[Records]
>>>>

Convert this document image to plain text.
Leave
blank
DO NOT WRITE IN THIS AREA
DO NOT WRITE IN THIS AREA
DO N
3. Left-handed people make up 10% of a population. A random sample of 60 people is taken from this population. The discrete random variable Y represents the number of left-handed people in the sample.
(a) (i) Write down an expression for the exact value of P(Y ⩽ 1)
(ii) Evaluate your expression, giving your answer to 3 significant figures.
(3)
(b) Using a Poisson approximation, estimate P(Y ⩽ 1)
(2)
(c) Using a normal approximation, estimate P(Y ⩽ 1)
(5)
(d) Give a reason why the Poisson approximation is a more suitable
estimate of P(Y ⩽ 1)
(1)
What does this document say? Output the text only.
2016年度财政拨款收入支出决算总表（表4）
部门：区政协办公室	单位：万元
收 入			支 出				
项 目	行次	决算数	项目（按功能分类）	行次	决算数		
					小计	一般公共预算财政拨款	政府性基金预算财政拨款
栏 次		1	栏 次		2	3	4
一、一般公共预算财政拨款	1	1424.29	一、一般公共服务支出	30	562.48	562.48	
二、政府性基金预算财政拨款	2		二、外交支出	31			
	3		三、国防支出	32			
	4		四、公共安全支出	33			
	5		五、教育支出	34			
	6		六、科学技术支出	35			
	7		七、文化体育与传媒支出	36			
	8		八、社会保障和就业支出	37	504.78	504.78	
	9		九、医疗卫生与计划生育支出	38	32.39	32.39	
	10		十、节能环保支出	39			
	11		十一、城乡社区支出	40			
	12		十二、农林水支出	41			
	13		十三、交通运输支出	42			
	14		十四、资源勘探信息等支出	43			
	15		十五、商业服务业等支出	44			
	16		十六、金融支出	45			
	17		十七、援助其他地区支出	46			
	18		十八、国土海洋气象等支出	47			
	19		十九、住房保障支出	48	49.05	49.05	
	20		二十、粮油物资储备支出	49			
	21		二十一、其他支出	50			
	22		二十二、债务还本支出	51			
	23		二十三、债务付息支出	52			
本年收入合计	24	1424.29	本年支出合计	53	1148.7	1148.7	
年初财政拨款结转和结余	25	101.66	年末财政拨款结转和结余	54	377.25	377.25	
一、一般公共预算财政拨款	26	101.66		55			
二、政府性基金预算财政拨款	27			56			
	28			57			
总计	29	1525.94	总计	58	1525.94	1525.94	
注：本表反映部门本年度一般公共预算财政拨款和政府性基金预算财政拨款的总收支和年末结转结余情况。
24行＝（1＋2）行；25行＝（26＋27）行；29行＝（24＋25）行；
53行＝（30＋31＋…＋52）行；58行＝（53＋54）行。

<<<<

Copy every line of the entries above in which "approximation" occurs.

(b) Using a Poisson approximation, estimate P(Y ⩽ 1)
(c) Using a normal approximation, estimate P(Y ⩽ 1)
(d) Give a reason why the Poisson approximation is a more suitable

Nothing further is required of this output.